Dataset records:
● ● ●

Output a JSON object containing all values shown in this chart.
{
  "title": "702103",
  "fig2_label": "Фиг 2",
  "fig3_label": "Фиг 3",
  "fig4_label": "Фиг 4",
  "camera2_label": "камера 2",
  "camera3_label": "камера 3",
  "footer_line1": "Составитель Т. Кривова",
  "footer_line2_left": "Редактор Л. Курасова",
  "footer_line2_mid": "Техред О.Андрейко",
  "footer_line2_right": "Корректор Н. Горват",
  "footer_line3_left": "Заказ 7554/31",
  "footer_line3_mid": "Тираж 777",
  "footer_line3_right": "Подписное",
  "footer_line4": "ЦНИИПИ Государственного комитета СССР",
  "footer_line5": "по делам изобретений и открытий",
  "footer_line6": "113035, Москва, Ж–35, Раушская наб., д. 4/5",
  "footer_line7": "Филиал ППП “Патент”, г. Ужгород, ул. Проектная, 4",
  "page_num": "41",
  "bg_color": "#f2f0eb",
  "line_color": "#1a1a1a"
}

● ● ●

* _Exercise objective_:
Repeat all of the entries exactly.

* _Reply_:
Output a JSON object containing all values shown in this chart.
{
  "title": "702103",
  "fig2_label": "Фиг 2",
  "fig3_label": "Фиг 3",
  "fig4_label": "Фиг 4",
  "camera2_label": "камера 2",
  "camera3_label": "камера 3",
  "footer_line1": "Составитель Т. Кривова",
  "footer_line2_left": "Редактор Л. Курасова",
  "footer_line2_mid": "Техред О.Андрейко",
  "footer_line2_right": "Корректор Н. Горват",
  "footer_line3_left": "Заказ 7554/31",
  "footer_line3_mid": "Тираж 777",
  "footer_line3_right": "Подписное",
  "footer_line4": "ЦНИИПИ Государственного комитета СССР",
  "footer_line5": "по делам изобретений и открытий",
  "footer_line6": "113035, Москва, Ж–35, Раушская наб., д. 4/5",
  "footer_line7": "Филиал ППП “Патент”, г. Ужгород, ул. Проектная, 4",
  "page_num": "41",
  "bg_color": "#f2f0eb",
  "line_color": "#1a1a1a"
}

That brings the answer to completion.